**WHAT TO WORK ON**
Give the records back in full, exactly as they read.

**RECORDS FOR THIS TASK**
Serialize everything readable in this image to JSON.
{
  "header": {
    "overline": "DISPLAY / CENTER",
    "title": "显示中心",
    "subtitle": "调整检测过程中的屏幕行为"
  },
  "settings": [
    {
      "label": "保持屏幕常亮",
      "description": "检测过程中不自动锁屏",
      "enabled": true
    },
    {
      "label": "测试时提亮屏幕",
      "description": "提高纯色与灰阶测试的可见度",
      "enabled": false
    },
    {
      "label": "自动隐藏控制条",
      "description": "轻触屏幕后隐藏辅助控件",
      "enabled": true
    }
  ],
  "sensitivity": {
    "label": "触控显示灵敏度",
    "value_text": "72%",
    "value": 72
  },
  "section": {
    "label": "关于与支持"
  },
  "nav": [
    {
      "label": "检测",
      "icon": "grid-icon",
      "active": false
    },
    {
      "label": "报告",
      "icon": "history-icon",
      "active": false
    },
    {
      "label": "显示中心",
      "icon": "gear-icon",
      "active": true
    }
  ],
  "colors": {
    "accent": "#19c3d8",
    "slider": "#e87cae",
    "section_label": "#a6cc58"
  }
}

**TASK RESULT**
Serialize everything readable in this image to JSON.
{
  "header": {
    "overline": "DISPLAY / CENTER",
    "title": "显示中心",
    "subtitle": "调整检测过程中的屏幕行为"
  },
  "settings": [
    {
      "label": "保持屏幕常亮",
      "description": "检测过程中不自动锁屏",
      "enabled": true
    },
    {
      "label": "测试时提亮屏幕",
      "description": "提高纯色与灰阶测试的可见度",
      "enabled": false
    },
    {
      "label": "自动隐藏控制条",
      "description": "轻触屏幕后隐藏辅助控件",
      "enabled": true
    }
  ],
  "sensitivity": {
    "label": "触控显示灵敏度",
    "value_text": "72%",
    "value": 72
  },
  "section": {
    "label": "关于与支持"
  },
  "nav": [
    {
      "label": "检测",
      "icon": "grid-icon",
      "active": false
    },
    {
      "label": "报告",
      "icon": "history-icon",
      "active": false
    },
    {
      "label": "显示中心",
      "icon": "gear-icon",
      "active": true
    }
  ],
  "colors": {
    "accent": "#19c3d8",
    "slider": "#e87cae",
    "section_label": "#a6cc58"
  }
}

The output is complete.